> _ENTRIES_:
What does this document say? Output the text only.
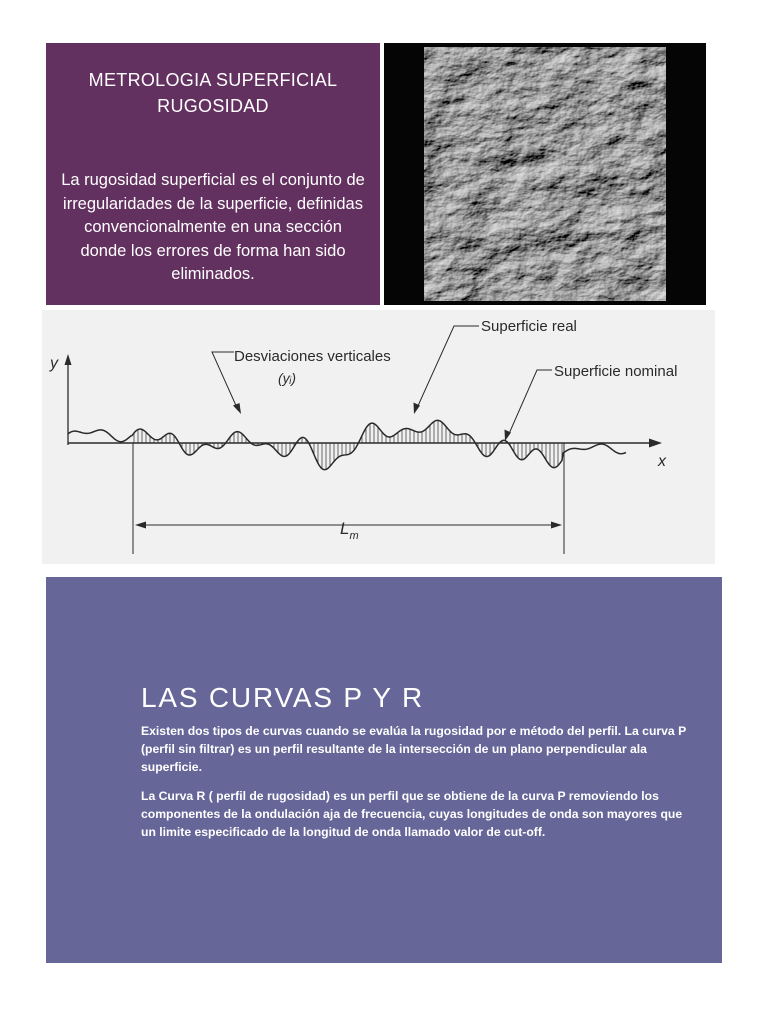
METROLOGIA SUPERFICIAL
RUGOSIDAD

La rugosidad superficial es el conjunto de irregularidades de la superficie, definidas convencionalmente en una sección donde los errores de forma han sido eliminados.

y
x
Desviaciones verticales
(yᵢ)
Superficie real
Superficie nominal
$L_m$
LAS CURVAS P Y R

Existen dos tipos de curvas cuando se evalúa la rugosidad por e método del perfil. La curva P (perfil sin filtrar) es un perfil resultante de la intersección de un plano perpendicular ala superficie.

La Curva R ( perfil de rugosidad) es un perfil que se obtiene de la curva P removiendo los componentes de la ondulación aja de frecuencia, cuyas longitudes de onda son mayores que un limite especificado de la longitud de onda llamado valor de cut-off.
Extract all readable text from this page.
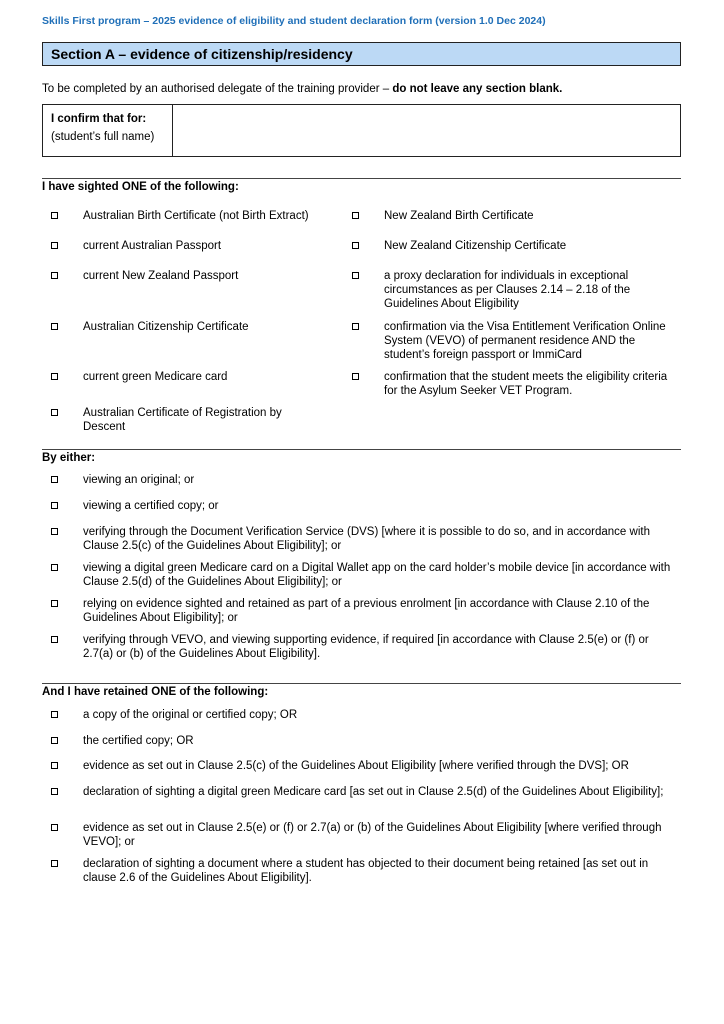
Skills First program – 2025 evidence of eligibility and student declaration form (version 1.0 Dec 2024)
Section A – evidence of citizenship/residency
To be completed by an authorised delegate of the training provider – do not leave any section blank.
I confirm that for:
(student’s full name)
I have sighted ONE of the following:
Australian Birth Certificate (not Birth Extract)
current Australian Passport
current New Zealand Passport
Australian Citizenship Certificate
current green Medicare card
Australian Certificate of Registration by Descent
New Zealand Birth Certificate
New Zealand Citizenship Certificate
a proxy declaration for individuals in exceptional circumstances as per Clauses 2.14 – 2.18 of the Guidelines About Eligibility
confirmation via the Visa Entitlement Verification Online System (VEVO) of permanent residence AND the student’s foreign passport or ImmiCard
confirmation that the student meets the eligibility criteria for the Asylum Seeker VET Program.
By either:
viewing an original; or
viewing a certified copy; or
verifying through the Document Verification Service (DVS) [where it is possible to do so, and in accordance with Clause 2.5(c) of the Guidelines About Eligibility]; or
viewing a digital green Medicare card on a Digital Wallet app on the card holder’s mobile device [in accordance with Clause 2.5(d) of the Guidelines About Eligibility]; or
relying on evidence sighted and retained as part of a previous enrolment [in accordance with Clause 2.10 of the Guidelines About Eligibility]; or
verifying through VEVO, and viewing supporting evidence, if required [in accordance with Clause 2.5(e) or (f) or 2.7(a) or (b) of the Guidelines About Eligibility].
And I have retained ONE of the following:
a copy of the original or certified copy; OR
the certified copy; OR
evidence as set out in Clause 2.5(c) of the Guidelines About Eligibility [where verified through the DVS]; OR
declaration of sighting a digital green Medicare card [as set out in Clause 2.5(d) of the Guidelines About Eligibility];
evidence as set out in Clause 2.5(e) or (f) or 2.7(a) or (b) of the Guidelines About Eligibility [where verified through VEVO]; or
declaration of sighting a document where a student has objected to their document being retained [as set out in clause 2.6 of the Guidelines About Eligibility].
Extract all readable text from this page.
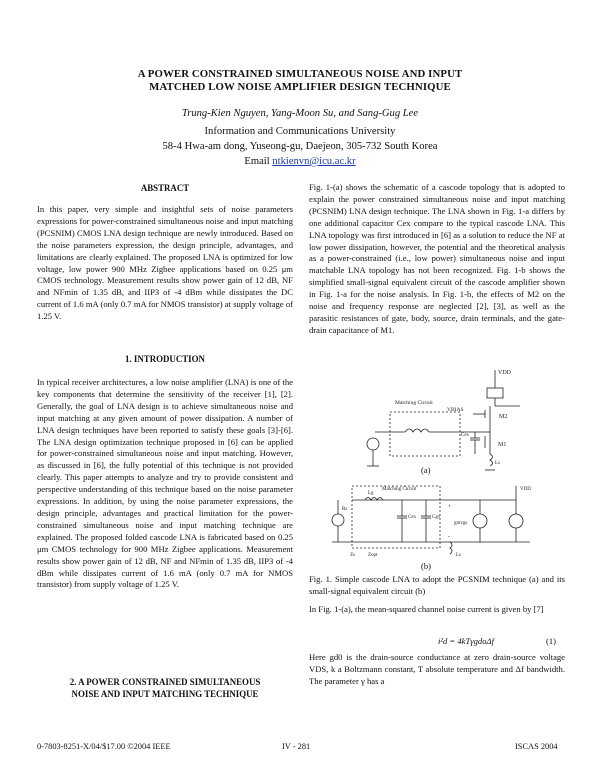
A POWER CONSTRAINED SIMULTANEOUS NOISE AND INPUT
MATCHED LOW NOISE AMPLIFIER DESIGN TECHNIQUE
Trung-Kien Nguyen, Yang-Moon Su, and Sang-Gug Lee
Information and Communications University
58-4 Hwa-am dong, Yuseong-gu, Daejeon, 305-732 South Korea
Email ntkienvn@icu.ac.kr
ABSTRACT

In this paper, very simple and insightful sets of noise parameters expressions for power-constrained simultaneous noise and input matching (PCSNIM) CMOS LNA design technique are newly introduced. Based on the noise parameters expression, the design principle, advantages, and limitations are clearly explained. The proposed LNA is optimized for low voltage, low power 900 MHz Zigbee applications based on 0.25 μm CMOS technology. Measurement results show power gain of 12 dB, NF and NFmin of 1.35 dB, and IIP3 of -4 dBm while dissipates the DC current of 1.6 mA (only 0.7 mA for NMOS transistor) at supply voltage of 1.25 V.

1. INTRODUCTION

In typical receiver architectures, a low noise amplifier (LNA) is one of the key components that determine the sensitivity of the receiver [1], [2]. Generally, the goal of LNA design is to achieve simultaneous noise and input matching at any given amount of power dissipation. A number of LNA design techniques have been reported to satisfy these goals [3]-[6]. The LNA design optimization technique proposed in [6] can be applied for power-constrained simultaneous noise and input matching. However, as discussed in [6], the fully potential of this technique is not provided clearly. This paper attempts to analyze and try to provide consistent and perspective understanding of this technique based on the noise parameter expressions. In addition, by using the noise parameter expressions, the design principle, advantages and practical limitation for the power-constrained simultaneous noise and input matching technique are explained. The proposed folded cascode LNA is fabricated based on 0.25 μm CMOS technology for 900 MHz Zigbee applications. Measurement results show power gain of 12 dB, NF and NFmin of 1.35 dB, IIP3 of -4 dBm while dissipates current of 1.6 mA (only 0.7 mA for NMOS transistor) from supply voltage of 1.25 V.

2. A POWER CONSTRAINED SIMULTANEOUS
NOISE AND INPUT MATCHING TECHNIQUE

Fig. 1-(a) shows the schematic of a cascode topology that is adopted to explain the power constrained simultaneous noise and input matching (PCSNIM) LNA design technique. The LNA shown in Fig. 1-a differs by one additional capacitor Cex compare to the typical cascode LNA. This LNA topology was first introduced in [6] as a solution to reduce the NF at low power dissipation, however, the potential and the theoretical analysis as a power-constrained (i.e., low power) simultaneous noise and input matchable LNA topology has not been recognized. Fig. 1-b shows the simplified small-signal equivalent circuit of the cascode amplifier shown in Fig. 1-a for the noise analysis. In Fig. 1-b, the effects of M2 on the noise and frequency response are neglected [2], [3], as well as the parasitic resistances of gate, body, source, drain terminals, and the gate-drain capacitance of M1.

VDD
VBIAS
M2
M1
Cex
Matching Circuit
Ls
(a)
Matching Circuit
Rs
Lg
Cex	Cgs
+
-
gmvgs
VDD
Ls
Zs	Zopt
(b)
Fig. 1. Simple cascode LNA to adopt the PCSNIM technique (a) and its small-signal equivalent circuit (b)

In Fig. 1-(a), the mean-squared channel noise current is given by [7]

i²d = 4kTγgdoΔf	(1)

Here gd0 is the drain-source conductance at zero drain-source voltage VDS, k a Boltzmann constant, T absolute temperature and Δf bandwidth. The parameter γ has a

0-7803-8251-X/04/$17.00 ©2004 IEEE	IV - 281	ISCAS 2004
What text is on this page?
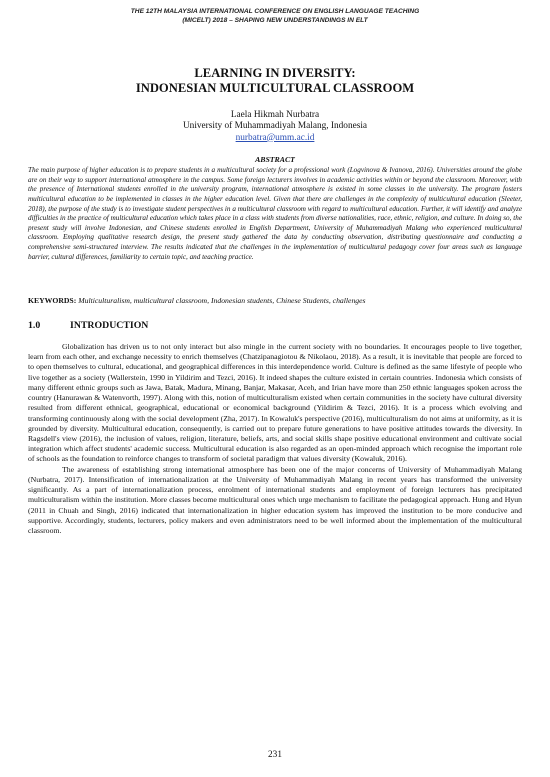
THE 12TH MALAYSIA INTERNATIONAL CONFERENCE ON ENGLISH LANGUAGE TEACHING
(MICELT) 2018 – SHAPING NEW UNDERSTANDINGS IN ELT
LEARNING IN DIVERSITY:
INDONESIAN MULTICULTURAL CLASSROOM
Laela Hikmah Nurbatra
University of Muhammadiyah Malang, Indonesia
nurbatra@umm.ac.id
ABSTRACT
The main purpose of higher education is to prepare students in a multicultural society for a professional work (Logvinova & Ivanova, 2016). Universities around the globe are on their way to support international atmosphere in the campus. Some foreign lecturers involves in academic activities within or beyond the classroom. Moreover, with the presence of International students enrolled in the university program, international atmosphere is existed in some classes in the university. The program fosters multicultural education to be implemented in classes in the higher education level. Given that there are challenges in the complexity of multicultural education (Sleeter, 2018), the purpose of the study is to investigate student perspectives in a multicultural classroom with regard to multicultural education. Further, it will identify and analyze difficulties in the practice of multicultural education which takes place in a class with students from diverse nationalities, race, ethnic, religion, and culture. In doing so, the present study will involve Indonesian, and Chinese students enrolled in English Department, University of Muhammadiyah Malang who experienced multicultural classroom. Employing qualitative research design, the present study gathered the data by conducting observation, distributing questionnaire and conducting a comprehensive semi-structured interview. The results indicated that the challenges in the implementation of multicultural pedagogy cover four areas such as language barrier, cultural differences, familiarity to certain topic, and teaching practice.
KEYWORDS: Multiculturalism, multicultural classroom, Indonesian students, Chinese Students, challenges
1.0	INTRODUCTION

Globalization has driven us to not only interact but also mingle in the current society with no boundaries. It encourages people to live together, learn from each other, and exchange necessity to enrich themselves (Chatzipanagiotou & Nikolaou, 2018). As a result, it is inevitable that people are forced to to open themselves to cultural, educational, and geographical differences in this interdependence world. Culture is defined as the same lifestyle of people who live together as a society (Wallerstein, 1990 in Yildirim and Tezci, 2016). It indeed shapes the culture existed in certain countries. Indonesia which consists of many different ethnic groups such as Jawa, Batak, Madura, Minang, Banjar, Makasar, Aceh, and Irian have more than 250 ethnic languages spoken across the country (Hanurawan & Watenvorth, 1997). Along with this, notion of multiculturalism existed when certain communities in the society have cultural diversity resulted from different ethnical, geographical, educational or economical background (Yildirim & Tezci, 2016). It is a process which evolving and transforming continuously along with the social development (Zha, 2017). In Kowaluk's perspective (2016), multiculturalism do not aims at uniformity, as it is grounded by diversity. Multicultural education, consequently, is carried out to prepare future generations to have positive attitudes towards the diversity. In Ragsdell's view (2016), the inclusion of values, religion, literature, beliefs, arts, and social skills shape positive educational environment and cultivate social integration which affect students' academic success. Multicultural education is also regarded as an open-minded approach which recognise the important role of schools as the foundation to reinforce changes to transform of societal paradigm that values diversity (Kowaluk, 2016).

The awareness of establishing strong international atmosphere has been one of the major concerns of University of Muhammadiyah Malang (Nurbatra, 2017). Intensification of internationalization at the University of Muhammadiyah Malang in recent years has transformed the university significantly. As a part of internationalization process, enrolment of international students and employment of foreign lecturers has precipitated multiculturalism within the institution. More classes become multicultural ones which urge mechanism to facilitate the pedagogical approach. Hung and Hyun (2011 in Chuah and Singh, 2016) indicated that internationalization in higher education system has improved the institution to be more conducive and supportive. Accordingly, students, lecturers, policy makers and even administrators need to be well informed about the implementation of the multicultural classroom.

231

> _WRITTEN PROBLEM_: For the material, find the number of lines holding the word "Australian" and give that figure and nothing more.

> _RESPONSE BELOW_: 4